(GOAL OF THE EXERCISE) Give only a count of the lines that include the string "Institutions".

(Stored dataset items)
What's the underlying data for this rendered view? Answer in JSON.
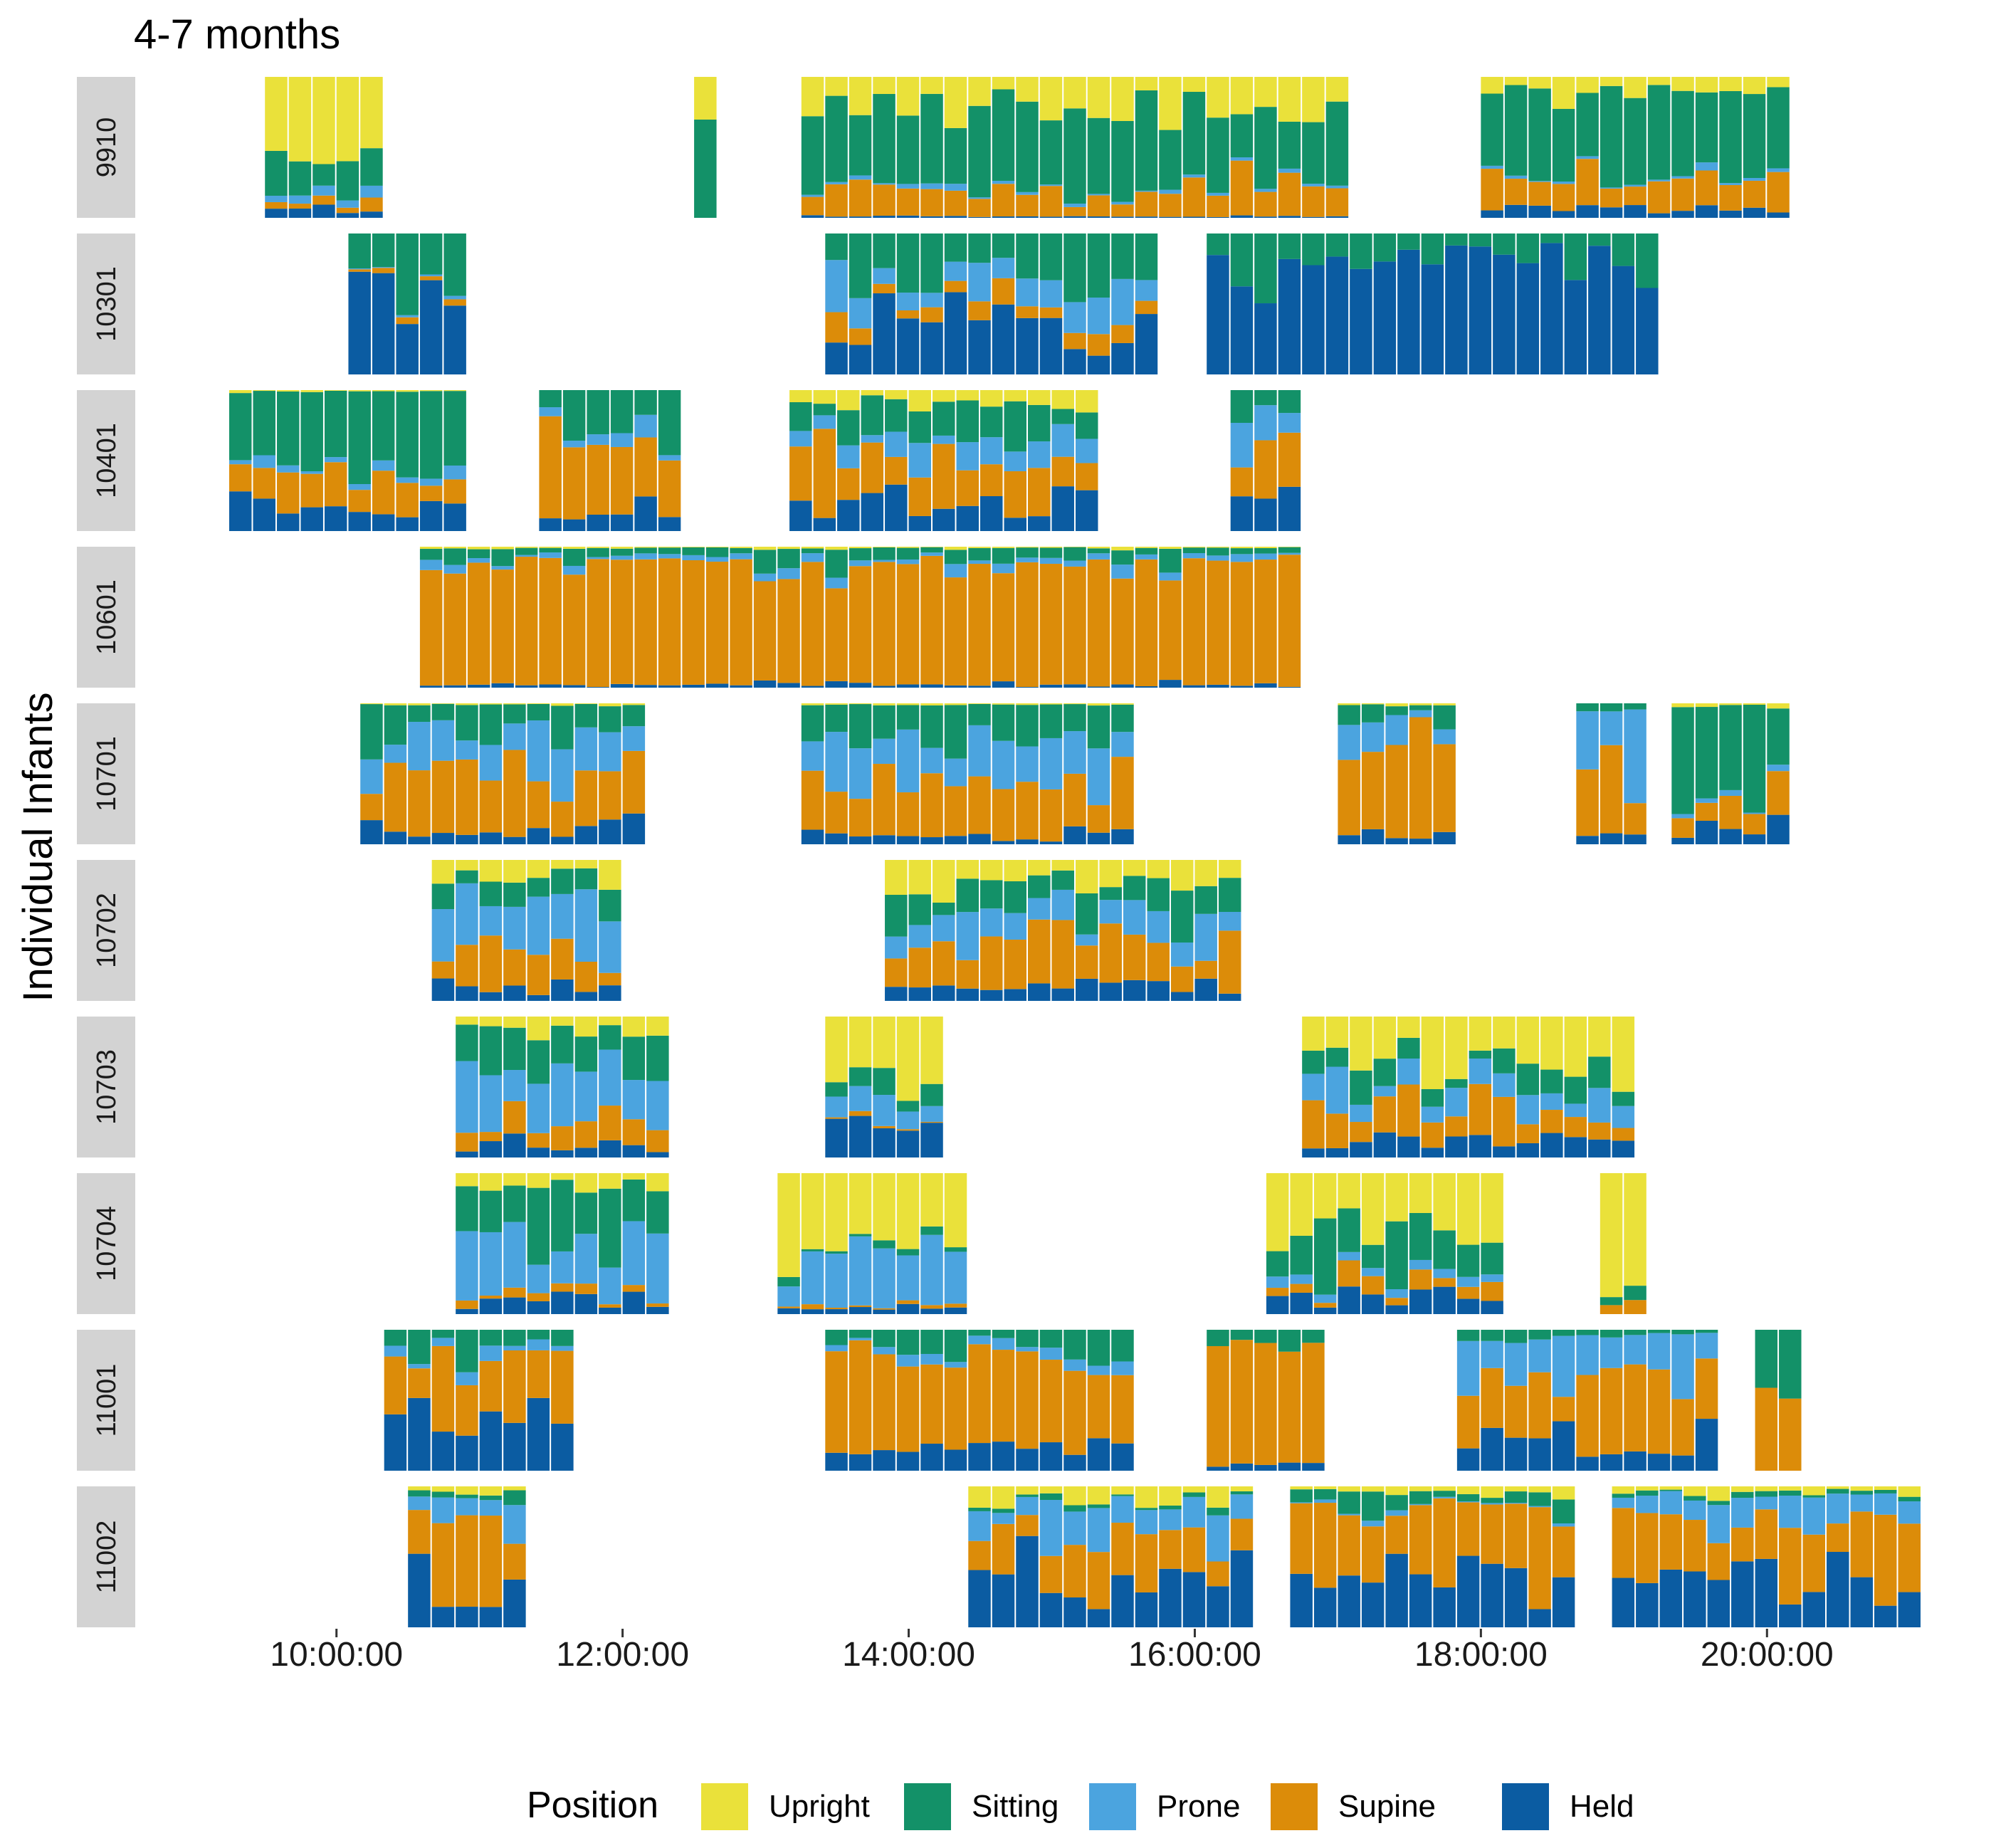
{
  "chart_data": {
    "type": "stacked-bar",
    "title": "4-7 months",
    "ylabel": "Individual Infants",
    "xlabel": "",
    "x_ticks": [
      "10:00:00",
      "12:00:00",
      "14:00:00",
      "16:00:00",
      "18:00:00",
      "20:00:00"
    ],
    "xlim": [
      "08:35:00",
      "21:05:00"
    ],
    "bin_minutes": 10,
    "ylim": [
      0,
      1
    ],
    "legend": {
      "title": "Position",
      "placement": "bottom",
      "entries": [
        "Upright",
        "Sitting",
        "Prone",
        "Supine",
        "Held"
      ]
    },
    "colors": {
      "Upright": "#EAE13A",
      "Sitting": "#139168",
      "Prone": "#4BA4DF",
      "Supine": "#DC8C09",
      "Held": "#0B5CA2"
    },
    "stack_order_bottom_to_top": [
      "Held",
      "Supine",
      "Prone",
      "Sitting",
      "Upright"
    ],
    "panels": [
      {
        "infant": "9910",
        "sessions": [
          {
            "start": "09:30",
            "end": "10:15",
            "avg": {
              "Upright": 0.55,
              "Sitting": 0.25,
              "Prone": 0.05,
              "Supine": 0.08,
              "Held": 0.07
            }
          },
          {
            "start": "12:30",
            "end": "12:40",
            "avg": {
              "Upright": 0.3,
              "Sitting": 0.7,
              "Prone": 0,
              "Supine": 0,
              "Held": 0
            }
          },
          {
            "start": "13:15",
            "end": "17:00",
            "avg": {
              "Upright": 0.25,
              "Sitting": 0.55,
              "Prone": 0.02,
              "Supine": 0.17,
              "Held": 0.01
            }
          },
          {
            "start": "18:00",
            "end": "20:10",
            "avg": {
              "Upright": 0.1,
              "Sitting": 0.6,
              "Prone": 0.02,
              "Supine": 0.22,
              "Held": 0.06
            }
          }
        ]
      },
      {
        "infant": "10301",
        "sessions": [
          {
            "start": "10:05",
            "end": "10:55",
            "avg": {
              "Upright": 0,
              "Sitting": 0.35,
              "Prone": 0.02,
              "Supine": 0.03,
              "Held": 0.6
            }
          },
          {
            "start": "13:25",
            "end": "15:40",
            "avg": {
              "Upright": 0,
              "Sitting": 0.35,
              "Prone": 0.2,
              "Supine": 0.1,
              "Held": 0.35
            }
          },
          {
            "start": "16:05",
            "end": "19:15",
            "avg": {
              "Upright": 0,
              "Sitting": 0.2,
              "Prone": 0,
              "Supine": 0,
              "Held": 0.8
            }
          }
        ]
      },
      {
        "infant": "10401",
        "sessions": [
          {
            "start": "09:15",
            "end": "10:50",
            "avg": {
              "Upright": 0.01,
              "Sitting": 0.55,
              "Prone": 0.05,
              "Supine": 0.24,
              "Held": 0.15
            }
          },
          {
            "start": "11:25",
            "end": "12:20",
            "avg": {
              "Upright": 0,
              "Sitting": 0.3,
              "Prone": 0.1,
              "Supine": 0.45,
              "Held": 0.15
            }
          },
          {
            "start": "13:10",
            "end": "15:15",
            "avg": {
              "Upright": 0.1,
              "Sitting": 0.2,
              "Prone": 0.15,
              "Supine": 0.35,
              "Held": 0.2
            }
          },
          {
            "start": "16:15",
            "end": "16:45",
            "avg": {
              "Upright": 0,
              "Sitting": 0.3,
              "Prone": 0.2,
              "Supine": 0.3,
              "Held": 0.2
            }
          }
        ]
      },
      {
        "infant": "10601",
        "sessions": [
          {
            "start": "10:35",
            "end": "16:45",
            "avg": {
              "Upright": 0.01,
              "Sitting": 0.08,
              "Prone": 0.04,
              "Supine": 0.85,
              "Held": 0.02
            }
          }
        ]
      },
      {
        "infant": "10701",
        "sessions": [
          {
            "start": "10:10",
            "end": "12:05",
            "avg": {
              "Upright": 0.01,
              "Sitting": 0.25,
              "Prone": 0.25,
              "Supine": 0.4,
              "Held": 0.09
            }
          },
          {
            "start": "13:15",
            "end": "15:30",
            "avg": {
              "Upright": 0.01,
              "Sitting": 0.25,
              "Prone": 0.3,
              "Supine": 0.38,
              "Held": 0.06
            }
          },
          {
            "start": "17:00",
            "end": "17:45",
            "avg": {
              "Upright": 0.01,
              "Sitting": 0.1,
              "Prone": 0.15,
              "Supine": 0.67,
              "Held": 0.07
            }
          },
          {
            "start": "18:40",
            "end": "19:05",
            "avg": {
              "Upright": 0,
              "Sitting": 0.05,
              "Prone": 0.5,
              "Supine": 0.4,
              "Held": 0.05
            }
          },
          {
            "start": "19:20",
            "end": "20:10",
            "avg": {
              "Upright": 0.02,
              "Sitting": 0.7,
              "Prone": 0.03,
              "Supine": 0.15,
              "Held": 0.1
            }
          }
        ]
      },
      {
        "infant": "10702",
        "sessions": [
          {
            "start": "10:40",
            "end": "11:55",
            "avg": {
              "Upright": 0.15,
              "Sitting": 0.15,
              "Prone": 0.35,
              "Supine": 0.25,
              "Held": 0.1
            }
          },
          {
            "start": "13:50",
            "end": "16:20",
            "avg": {
              "Upright": 0.2,
              "Sitting": 0.2,
              "Prone": 0.2,
              "Supine": 0.3,
              "Held": 0.1
            }
          }
        ]
      },
      {
        "infant": "10703",
        "sessions": [
          {
            "start": "10:50",
            "end": "12:15",
            "avg": {
              "Upright": 0.1,
              "Sitting": 0.25,
              "Prone": 0.4,
              "Supine": 0.15,
              "Held": 0.1
            }
          },
          {
            "start": "13:25",
            "end": "14:15",
            "avg": {
              "Upright": 0.45,
              "Sitting": 0.15,
              "Prone": 0.15,
              "Supine": 0.02,
              "Held": 0.23
            }
          },
          {
            "start": "16:45",
            "end": "19:00",
            "avg": {
              "Upright": 0.35,
              "Sitting": 0.15,
              "Prone": 0.15,
              "Supine": 0.25,
              "Held": 0.1
            }
          }
        ]
      },
      {
        "infant": "10704",
        "sessions": [
          {
            "start": "10:50",
            "end": "12:20",
            "avg": {
              "Upright": 0.1,
              "Sitting": 0.45,
              "Prone": 0.3,
              "Supine": 0.05,
              "Held": 0.1
            }
          },
          {
            "start": "13:05",
            "end": "14:25",
            "avg": {
              "Upright": 0.5,
              "Sitting": 0.05,
              "Prone": 0.35,
              "Supine": 0.03,
              "Held": 0.07
            }
          },
          {
            "start": "16:30",
            "end": "18:10",
            "avg": {
              "Upright": 0.35,
              "Sitting": 0.4,
              "Prone": 0.05,
              "Supine": 0.1,
              "Held": 0.1
            }
          },
          {
            "start": "18:50",
            "end": "19:10",
            "avg": {
              "Upright": 0.85,
              "Sitting": 0.1,
              "Prone": 0,
              "Supine": 0.05,
              "Held": 0
            }
          }
        ]
      },
      {
        "infant": "11001",
        "sessions": [
          {
            "start": "10:20",
            "end": "11:35",
            "avg": {
              "Upright": 0,
              "Sitting": 0.15,
              "Prone": 0.05,
              "Supine": 0.45,
              "Held": 0.35
            }
          },
          {
            "start": "13:25",
            "end": "15:30",
            "avg": {
              "Upright": 0,
              "Sitting": 0.12,
              "Prone": 0.05,
              "Supine": 0.7,
              "Held": 0.13
            }
          },
          {
            "start": "16:05",
            "end": "16:55",
            "avg": {
              "Upright": 0,
              "Sitting": 0.1,
              "Prone": 0,
              "Supine": 0.85,
              "Held": 0.05
            }
          },
          {
            "start": "17:50",
            "end": "19:40",
            "avg": {
              "Upright": 0,
              "Sitting": 0.05,
              "Prone": 0.3,
              "Supine": 0.45,
              "Held": 0.2
            }
          },
          {
            "start": "19:55",
            "end": "20:10",
            "avg": {
              "Upright": 0,
              "Sitting": 0.6,
              "Prone": 0,
              "Supine": 0.4,
              "Held": 0
            }
          }
        ]
      },
      {
        "infant": "11002",
        "sessions": [
          {
            "start": "10:30",
            "end": "11:20",
            "avg": {
              "Upright": 0.05,
              "Sitting": 0.05,
              "Prone": 0.15,
              "Supine": 0.45,
              "Held": 0.3
            }
          },
          {
            "start": "14:25",
            "end": "16:20",
            "avg": {
              "Upright": 0.1,
              "Sitting": 0.03,
              "Prone": 0.2,
              "Supine": 0.3,
              "Held": 0.37
            }
          },
          {
            "start": "16:40",
            "end": "18:35",
            "avg": {
              "Upright": 0.05,
              "Sitting": 0.1,
              "Prone": 0.02,
              "Supine": 0.5,
              "Held": 0.33
            }
          },
          {
            "start": "18:55",
            "end": "21:05",
            "avg": {
              "Upright": 0.05,
              "Sitting": 0.03,
              "Prone": 0.15,
              "Supine": 0.4,
              "Held": 0.37
            }
          }
        ]
      }
    ]
  }
}
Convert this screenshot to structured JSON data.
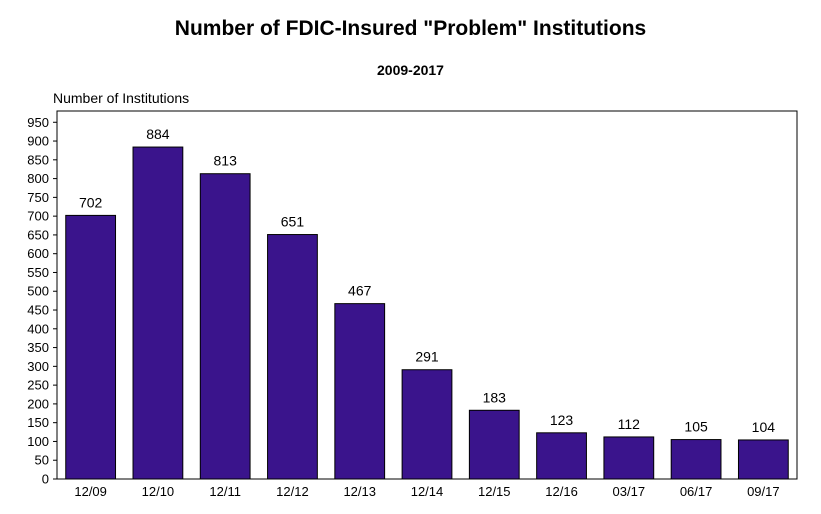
{
  "chart_data": {
    "type": "bar",
    "title": "Number of FDIC-Insured \"Problem\" Institutions",
    "subtitle": "2009-2017",
    "ylabel": "Number of Institutions",
    "xlabel": "",
    "ylim": [
      0,
      980
    ],
    "yticks": [
      0,
      50,
      100,
      150,
      200,
      250,
      300,
      350,
      400,
      450,
      500,
      550,
      600,
      650,
      700,
      750,
      800,
      850,
      900,
      950
    ],
    "categories": [
      "12/09",
      "12/10",
      "12/11",
      "12/12",
      "12/13",
      "12/14",
      "12/15",
      "12/16",
      "03/17",
      "06/17",
      "09/17"
    ],
    "values": [
      702,
      884,
      813,
      651,
      467,
      291,
      183,
      123,
      112,
      105,
      104
    ],
    "bar_color": "#3a148c",
    "grid": false
  }
}
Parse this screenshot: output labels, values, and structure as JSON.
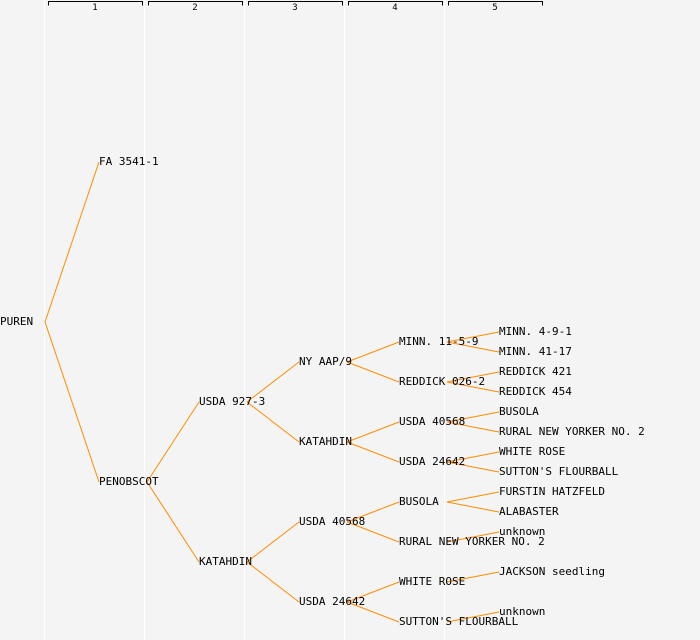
{
  "generation_headers": [
    "1",
    "2",
    "3",
    "4",
    "5"
  ],
  "colors": {
    "line": "#ff8c00",
    "text": "#000000",
    "highlight": "#0000ff",
    "background": "#f4f4f4",
    "separator": "#ffffff"
  },
  "tree": {
    "name": "PUREN",
    "parents": [
      {
        "name": "FA 3541-1",
        "parents": []
      },
      {
        "name": "PENOBSCOT",
        "parents": [
          {
            "name": "USDA 927-3",
            "parents": [
              {
                "name": "NY AAP/9",
                "parents": [
                  {
                    "name": "MINN. 11-5-9",
                    "parents": [
                      {
                        "name": "MINN. 4-9-1"
                      },
                      {
                        "name": "MINN. 41-17"
                      }
                    ]
                  },
                  {
                    "name": "REDDICK 026-2",
                    "parents": [
                      {
                        "name": "REDDICK 421"
                      },
                      {
                        "name": "REDDICK 454"
                      }
                    ]
                  }
                ]
              },
              {
                "name": "KATAHDIN",
                "parents": [
                  {
                    "name": "USDA 40568",
                    "parents": [
                      {
                        "name": "BUSOLA"
                      },
                      {
                        "name": "RURAL NEW YORKER NO. 2"
                      }
                    ]
                  },
                  {
                    "name": "USDA 24642",
                    "parents": [
                      {
                        "name": "WHITE ROSE"
                      },
                      {
                        "name": "SUTTON'S FLOURBALL"
                      }
                    ]
                  }
                ]
              }
            ]
          },
          {
            "name": "KATAHDIN",
            "parents": [
              {
                "name": "USDA 40568",
                "parents": [
                  {
                    "name": "BUSOLA",
                    "parents": [
                      {
                        "name": "FURSTIN HATZFELD"
                      },
                      {
                        "name": "ALABASTER"
                      }
                    ]
                  },
                  {
                    "name": "RURAL NEW YORKER NO. 2",
                    "parents": [
                      {
                        "name": "unknown"
                      }
                    ]
                  }
                ]
              },
              {
                "name": "USDA 24642",
                "parents": [
                  {
                    "name": "WHITE ROSE",
                    "highlight": true,
                    "parents": [
                      {
                        "name": "JACKSON seedling"
                      }
                    ]
                  },
                  {
                    "name": "SUTTON'S FLOURBALL",
                    "parents": [
                      {
                        "name": "unknown"
                      }
                    ]
                  }
                ]
              }
            ]
          }
        ]
      }
    ]
  }
}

(SOLVED EXERCISE) 2